Problem to solve:
Gather, from the listing beneath this task, every line holding the string "saattavat".

□ □ □ □ □

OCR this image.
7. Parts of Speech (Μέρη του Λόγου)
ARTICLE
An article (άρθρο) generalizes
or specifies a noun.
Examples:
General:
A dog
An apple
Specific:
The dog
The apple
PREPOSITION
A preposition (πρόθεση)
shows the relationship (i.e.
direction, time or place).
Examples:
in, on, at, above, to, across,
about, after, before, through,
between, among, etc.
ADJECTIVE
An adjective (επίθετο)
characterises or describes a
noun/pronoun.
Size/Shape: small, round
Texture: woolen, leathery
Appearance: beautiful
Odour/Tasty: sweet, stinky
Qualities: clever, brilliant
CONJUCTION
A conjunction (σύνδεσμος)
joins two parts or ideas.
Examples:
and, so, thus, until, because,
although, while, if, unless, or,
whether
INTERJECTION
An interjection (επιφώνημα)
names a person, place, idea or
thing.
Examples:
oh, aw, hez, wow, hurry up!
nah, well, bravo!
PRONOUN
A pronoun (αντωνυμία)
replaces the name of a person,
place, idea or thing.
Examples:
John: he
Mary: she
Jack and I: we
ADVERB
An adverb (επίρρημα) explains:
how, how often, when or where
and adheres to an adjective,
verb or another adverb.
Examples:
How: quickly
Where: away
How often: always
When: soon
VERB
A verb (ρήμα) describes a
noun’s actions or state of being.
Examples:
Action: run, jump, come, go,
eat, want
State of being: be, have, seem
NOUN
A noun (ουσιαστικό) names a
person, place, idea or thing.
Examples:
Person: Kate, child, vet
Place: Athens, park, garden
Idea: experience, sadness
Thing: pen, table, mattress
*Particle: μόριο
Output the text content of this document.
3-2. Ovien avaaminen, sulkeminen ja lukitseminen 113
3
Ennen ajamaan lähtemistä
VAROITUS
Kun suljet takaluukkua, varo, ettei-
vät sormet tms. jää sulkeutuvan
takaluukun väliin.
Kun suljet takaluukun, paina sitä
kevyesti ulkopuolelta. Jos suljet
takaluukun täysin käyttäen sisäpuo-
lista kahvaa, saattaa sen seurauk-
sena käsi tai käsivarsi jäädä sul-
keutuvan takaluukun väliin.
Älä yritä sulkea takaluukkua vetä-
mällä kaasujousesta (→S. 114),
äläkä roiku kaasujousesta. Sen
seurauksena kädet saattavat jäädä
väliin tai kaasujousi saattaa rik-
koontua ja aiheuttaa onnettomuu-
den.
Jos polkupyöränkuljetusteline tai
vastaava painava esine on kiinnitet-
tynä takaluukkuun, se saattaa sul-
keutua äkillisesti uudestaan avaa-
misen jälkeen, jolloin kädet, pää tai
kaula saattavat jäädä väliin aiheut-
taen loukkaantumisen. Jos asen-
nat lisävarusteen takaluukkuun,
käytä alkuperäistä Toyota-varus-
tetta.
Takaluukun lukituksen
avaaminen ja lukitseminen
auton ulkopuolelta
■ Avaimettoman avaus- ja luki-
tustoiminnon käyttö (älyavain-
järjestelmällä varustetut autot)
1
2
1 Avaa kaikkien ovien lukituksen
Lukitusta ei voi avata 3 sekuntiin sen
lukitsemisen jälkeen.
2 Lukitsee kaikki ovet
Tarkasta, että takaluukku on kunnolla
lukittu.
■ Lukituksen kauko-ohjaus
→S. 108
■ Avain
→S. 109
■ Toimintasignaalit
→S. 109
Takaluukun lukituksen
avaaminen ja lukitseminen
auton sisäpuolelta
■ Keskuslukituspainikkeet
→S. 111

□ □ □ □ □

The completed task:
seurauksena kädet saattavat jäädä
kaula saattavat jäädä väliin aiheut-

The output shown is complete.